[Boxed element entries]
##########
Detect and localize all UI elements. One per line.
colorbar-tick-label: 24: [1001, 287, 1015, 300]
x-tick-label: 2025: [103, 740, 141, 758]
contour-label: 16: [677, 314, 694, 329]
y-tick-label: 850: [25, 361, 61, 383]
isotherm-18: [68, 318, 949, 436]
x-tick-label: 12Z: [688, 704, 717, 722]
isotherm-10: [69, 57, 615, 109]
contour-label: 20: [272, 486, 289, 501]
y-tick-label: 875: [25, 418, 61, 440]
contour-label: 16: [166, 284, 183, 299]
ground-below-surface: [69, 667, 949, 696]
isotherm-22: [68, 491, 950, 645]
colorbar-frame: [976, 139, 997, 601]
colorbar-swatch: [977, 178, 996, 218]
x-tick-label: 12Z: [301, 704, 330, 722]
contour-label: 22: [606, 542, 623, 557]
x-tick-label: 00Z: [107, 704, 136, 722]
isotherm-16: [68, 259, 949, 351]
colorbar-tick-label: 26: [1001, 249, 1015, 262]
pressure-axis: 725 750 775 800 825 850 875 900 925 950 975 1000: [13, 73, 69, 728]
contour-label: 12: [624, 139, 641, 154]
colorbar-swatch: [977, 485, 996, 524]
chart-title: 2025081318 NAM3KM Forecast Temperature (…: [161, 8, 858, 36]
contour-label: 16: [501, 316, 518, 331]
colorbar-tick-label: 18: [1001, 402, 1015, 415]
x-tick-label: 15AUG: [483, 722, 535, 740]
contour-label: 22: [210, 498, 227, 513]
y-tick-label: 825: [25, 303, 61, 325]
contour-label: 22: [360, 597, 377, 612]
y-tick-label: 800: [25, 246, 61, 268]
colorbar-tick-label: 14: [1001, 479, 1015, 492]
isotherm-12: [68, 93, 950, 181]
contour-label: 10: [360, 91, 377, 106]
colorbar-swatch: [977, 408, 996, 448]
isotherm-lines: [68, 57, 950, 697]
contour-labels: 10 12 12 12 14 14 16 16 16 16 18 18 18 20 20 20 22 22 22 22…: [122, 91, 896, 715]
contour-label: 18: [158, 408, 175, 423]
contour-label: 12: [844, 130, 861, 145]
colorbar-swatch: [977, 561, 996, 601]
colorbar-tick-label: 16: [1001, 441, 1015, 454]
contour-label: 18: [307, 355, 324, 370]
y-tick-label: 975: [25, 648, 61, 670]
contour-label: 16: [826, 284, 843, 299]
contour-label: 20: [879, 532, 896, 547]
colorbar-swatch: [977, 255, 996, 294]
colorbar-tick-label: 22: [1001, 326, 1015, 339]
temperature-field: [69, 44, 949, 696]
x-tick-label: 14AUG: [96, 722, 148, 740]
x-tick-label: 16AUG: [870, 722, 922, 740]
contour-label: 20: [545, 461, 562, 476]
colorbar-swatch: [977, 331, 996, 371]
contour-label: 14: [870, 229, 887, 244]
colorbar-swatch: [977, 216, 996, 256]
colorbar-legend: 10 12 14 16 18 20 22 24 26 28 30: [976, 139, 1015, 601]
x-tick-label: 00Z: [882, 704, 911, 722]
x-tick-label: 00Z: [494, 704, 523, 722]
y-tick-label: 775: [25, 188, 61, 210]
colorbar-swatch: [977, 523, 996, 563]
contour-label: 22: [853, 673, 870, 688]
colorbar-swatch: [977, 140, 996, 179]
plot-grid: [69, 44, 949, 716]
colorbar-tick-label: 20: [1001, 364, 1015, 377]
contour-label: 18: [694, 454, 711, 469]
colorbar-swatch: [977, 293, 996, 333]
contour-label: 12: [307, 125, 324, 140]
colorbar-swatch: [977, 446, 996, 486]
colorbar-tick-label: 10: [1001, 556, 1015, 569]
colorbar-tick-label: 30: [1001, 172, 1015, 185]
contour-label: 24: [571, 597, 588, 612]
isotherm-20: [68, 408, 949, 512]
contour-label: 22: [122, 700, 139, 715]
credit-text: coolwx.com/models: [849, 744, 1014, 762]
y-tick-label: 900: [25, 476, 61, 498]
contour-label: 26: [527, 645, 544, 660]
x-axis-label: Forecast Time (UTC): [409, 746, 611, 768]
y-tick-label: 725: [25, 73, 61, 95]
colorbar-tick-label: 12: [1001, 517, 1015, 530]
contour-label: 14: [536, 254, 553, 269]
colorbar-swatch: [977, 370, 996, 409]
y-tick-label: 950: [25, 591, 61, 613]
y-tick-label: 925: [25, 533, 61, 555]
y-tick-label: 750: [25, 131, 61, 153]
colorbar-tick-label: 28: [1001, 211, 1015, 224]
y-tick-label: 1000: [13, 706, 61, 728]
##########
→ **Set problem**: Rewrite the material above so that each "colorbar-swatch" becomes "legend-swatch", and leave everything else the same.

→ **Response to the exercise**:
Detect and localize all UI elements. One per line.
colorbar-tick-label: 24: [1001, 287, 1015, 300]
x-tick-label: 2025: [103, 740, 141, 758]
contour-label: 16: [677, 314, 694, 329]
y-tick-label: 850: [25, 361, 61, 383]
isotherm-18: [68, 318, 949, 436]
x-tick-label: 12Z: [688, 704, 717, 722]
isotherm-10: [69, 57, 615, 109]
contour-label: 20: [272, 486, 289, 501]
y-tick-label: 875: [25, 418, 61, 440]
contour-label: 16: [166, 284, 183, 299]
ground-below-surface: [69, 667, 949, 696]
isotherm-22: [68, 491, 950, 645]
colorbar-frame: [976, 139, 997, 601]
legend-swatch: [977, 178, 996, 218]
x-tick-label: 12Z: [301, 704, 330, 722]
contour-label: 22: [606, 542, 623, 557]
x-tick-label: 00Z: [107, 704, 136, 722]
isotherm-16: [68, 259, 949, 351]
colorbar-tick-label: 26: [1001, 249, 1015, 262]
pressure-axis: 725 750 775 800 825 850 875 900 925 950 975 1000: [13, 73, 69, 728]
contour-label: 12: [624, 139, 641, 154]
legend-swatch: [977, 485, 996, 524]
chart-title: 2025081318 NAM3KM Forecast Temperature (…: [161, 8, 858, 36]
contour-label: 16: [501, 316, 518, 331]
colorbar-tick-label: 18: [1001, 402, 1015, 415]
x-tick-label: 15AUG: [483, 722, 535, 740]
contour-label: 22: [210, 498, 227, 513]
y-tick-label: 825: [25, 303, 61, 325]
contour-label: 22: [360, 597, 377, 612]
y-tick-label: 800: [25, 246, 61, 268]
colorbar-tick-label: 14: [1001, 479, 1015, 492]
isotherm-12: [68, 93, 950, 181]
contour-label: 10: [360, 91, 377, 106]
legend-swatch: [977, 408, 996, 448]
isotherm-lines: [68, 57, 950, 697]
contour-labels: 10 12 12 12 14 14 16 16 16 16 18 18 18 20 20 20 22 22 22 22…: [122, 91, 896, 715]
contour-label: 18: [158, 408, 175, 423]
contour-label: 12: [844, 130, 861, 145]
legend-swatch: [977, 561, 996, 601]
colorbar-tick-label: 16: [1001, 441, 1015, 454]
contour-label: 18: [307, 355, 324, 370]
y-tick-label: 975: [25, 648, 61, 670]
contour-label: 16: [826, 284, 843, 299]
contour-label: 20: [879, 532, 896, 547]
legend-swatch: [977, 255, 996, 294]
colorbar-tick-label: 22: [1001, 326, 1015, 339]
temperature-field: [69, 44, 949, 696]
x-tick-label: 14AUG: [96, 722, 148, 740]
x-tick-label: 16AUG: [870, 722, 922, 740]
contour-label: 20: [545, 461, 562, 476]
legend-swatch: [977, 331, 996, 371]
contour-label: 14: [870, 229, 887, 244]
legend-swatch: [977, 216, 996, 256]
colorbar-legend: 10 12 14 16 18 20 22 24 26 28 30: [976, 139, 1015, 601]
x-tick-label: 00Z: [882, 704, 911, 722]
x-tick-label: 00Z: [494, 704, 523, 722]
y-tick-label: 775: [25, 188, 61, 210]
legend-swatch: [977, 523, 996, 563]
contour-label: 22: [853, 673, 870, 688]
legend-swatch: [977, 140, 996, 179]
plot-grid: [69, 44, 949, 716]
colorbar-tick-label: 20: [1001, 364, 1015, 377]
contour-label: 18: [694, 454, 711, 469]
legend-swatch: [977, 293, 996, 333]
contour-label: 12: [307, 125, 324, 140]
legend-swatch: [977, 446, 996, 486]
colorbar-tick-label: 10: [1001, 556, 1015, 569]
colorbar-tick-label: 30: [1001, 172, 1015, 185]
contour-label: 24: [571, 597, 588, 612]
isotherm-20: [68, 408, 949, 512]
contour-label: 22: [122, 700, 139, 715]
credit-text: coolwx.com/models: [849, 744, 1014, 762]
y-tick-label: 900: [25, 476, 61, 498]
contour-label: 26: [527, 645, 544, 660]
x-axis-label: Forecast Time (UTC): [409, 746, 611, 768]
y-tick-label: 725: [25, 73, 61, 95]
colorbar-tick-label: 12: [1001, 517, 1015, 530]
contour-label: 14: [536, 254, 553, 269]
legend-swatch: [977, 370, 996, 409]
y-tick-label: 950: [25, 591, 61, 613]
y-tick-label: 925: [25, 533, 61, 555]
y-tick-label: 750: [25, 131, 61, 153]
colorbar-tick-label: 28: [1001, 211, 1015, 224]
y-tick-label: 1000: [13, 706, 61, 728]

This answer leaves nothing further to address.